▸ **Task prompt**
Write out the part of the KASAN patch discussion below that starts at "Is there a particular" and ends at "noticed with it?)", character for character.

▸ **Given text**
####################
Is there a particular reason we're not doing the rounding under UML,
particularly since I think it's happening anyway in
kasan_release_vmalloc() below. (I get that it's not really necessary,
but is there an actual bug you've noticed with it?)

>
> ret = apply_to_page_range(&init_mm, shadow_start,
> @@ -466,6 +472,10 @@ void kasan_release_vmalloc(unsigned long start, unsigned long end,
>
> if (shadow_end > shadow_start) {
> size = shadow_end - shadow_start;
> + if (IS_ENABLED(CONFIG_UML)) {
> + __memset(shadow_start, KASAN_SHADOW_INIT, shadow_end - shadow_start);
> + return;
> + }
> apply_to_existing_page_range(&init_mm,
> (unsigned long)shadow_start,
> size, kasan_depopulate_vmalloc_pte,
> @@ -531,6 +541,11 @@ int kasan_alloc_module_shadow(void *addr, size_t size, gfp_t gfp_mask)
> if (WARN_ON(!PAGE_ALIGNED(shadow_start)))
> return -EINVAL;
>
> + if (IS_ENABLED(CONFIG_UML)) {
> + __memset((void *)shadow_start, KASAN_SHADOW_INIT, shadow_size);
> + return 0;
> + }
> +
> ret = __vmalloc_node_range(shadow_size, 1, shadow_start,
> shadow_start + shadow_size,
> GFP_KERNEL,
> @@ -554,6 +569,9 @@ int kasan_alloc_module_shadow(void *addr, size_t size, gfp_t gfp_mask)
>
> void kasan_free_module_shadow(const struct vm_struct *vm)
> {
> + if (IS_ENABLED(CONFIG_UML))
####################
▸ **Listing**
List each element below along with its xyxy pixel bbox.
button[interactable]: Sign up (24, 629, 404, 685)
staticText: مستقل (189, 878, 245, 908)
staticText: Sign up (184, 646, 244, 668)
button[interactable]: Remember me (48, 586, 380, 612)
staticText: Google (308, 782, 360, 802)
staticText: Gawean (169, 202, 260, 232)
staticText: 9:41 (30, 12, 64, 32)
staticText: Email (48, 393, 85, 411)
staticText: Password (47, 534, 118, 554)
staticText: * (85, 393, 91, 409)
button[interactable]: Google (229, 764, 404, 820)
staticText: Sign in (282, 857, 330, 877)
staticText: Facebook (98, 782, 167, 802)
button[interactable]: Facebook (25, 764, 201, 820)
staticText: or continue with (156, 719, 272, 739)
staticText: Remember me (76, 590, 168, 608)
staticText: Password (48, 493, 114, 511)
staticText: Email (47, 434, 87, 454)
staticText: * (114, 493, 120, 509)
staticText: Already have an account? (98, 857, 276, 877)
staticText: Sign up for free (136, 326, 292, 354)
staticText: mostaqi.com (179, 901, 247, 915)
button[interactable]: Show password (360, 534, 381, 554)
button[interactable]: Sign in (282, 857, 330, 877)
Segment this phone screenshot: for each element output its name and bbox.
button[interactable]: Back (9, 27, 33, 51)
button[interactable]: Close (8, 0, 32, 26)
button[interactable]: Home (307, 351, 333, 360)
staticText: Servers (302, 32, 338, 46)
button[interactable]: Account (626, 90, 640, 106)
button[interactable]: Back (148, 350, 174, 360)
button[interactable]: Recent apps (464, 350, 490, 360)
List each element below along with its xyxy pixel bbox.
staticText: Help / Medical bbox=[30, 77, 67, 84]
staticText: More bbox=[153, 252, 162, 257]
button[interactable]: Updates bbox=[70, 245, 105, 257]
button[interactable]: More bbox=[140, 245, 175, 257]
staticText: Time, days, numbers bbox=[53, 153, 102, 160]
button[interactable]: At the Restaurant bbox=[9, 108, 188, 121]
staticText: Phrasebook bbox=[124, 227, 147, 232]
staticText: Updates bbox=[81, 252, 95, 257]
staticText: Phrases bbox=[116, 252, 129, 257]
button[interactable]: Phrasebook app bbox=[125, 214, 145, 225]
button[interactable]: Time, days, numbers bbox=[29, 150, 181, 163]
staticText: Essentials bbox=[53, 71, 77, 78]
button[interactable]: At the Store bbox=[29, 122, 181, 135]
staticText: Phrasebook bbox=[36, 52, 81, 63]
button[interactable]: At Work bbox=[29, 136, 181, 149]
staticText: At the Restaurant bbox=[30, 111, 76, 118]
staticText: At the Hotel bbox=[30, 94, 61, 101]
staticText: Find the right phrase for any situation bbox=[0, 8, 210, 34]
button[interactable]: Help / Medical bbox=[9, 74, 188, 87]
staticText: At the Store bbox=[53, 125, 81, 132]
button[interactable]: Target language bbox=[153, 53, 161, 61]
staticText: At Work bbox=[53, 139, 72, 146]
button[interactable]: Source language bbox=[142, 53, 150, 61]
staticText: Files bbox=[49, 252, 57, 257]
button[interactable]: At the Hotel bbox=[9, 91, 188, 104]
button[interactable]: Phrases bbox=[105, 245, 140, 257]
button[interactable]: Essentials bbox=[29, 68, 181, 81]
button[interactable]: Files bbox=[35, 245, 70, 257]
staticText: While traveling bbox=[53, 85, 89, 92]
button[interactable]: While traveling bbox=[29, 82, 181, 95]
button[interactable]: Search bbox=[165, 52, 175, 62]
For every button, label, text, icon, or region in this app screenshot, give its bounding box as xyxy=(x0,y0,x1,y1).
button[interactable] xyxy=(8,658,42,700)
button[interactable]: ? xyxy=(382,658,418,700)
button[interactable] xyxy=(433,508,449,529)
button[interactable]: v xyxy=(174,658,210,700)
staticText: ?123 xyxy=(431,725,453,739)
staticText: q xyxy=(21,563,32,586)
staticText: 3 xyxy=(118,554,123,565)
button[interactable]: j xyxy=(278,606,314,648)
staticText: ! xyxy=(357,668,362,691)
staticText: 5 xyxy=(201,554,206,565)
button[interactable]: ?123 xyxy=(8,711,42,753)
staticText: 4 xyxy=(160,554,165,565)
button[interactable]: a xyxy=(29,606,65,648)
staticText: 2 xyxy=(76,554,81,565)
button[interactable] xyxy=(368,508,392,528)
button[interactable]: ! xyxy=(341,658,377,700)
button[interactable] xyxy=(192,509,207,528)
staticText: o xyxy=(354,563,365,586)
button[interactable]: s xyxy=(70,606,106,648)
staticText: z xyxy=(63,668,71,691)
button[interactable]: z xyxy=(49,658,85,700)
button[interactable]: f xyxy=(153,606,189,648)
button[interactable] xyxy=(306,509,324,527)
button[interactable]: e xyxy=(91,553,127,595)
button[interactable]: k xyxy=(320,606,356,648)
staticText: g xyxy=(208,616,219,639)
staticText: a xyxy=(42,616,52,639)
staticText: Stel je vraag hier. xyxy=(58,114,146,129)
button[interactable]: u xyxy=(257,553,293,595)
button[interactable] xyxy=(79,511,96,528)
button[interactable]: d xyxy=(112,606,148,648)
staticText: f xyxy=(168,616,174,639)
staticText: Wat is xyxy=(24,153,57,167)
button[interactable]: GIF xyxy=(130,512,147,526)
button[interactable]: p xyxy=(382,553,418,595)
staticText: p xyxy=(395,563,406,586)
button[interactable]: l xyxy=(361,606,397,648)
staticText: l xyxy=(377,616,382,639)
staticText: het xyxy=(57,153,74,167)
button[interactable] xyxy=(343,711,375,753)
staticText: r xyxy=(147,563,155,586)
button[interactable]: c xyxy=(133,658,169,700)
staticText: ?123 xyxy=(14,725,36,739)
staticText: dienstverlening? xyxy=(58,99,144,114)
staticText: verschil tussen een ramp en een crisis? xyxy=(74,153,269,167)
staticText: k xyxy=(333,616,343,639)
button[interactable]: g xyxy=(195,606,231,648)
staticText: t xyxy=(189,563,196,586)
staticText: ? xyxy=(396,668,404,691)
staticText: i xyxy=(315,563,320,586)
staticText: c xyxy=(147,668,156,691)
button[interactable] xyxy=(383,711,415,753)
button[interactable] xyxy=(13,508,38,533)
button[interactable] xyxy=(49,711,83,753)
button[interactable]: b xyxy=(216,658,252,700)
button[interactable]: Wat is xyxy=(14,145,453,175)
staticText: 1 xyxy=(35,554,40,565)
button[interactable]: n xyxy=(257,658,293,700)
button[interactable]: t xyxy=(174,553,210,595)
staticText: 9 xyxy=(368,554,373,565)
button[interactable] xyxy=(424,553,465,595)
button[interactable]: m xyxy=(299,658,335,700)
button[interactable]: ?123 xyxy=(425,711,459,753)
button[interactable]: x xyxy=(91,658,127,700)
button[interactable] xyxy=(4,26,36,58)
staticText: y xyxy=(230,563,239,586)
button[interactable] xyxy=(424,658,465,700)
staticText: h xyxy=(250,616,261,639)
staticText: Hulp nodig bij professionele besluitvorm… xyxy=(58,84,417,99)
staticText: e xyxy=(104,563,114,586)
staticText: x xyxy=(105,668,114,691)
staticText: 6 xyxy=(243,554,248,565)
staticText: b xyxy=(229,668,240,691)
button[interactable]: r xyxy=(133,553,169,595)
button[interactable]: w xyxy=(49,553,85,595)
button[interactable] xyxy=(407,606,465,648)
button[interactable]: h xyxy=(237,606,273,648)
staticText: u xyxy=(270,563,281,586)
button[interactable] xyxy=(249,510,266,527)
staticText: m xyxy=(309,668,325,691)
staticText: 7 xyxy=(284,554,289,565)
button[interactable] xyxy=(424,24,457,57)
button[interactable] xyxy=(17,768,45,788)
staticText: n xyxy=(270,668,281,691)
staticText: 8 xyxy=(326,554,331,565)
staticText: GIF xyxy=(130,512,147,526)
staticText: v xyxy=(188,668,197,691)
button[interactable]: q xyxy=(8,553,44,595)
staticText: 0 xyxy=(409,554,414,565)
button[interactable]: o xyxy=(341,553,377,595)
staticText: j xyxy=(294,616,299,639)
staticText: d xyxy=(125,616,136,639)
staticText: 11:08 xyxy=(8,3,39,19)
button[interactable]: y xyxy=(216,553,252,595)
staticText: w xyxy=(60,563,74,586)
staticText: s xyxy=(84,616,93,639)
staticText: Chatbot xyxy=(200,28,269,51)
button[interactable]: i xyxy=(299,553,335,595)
####################
▸ **Task response**
Is there a particular reason we're not doing the rounding under UML,
particularly since I think it's happening anyway in
kasan_release_vmalloc() below. (I get that it's not really necessary,
but is there an actual bug you've noticed with it?)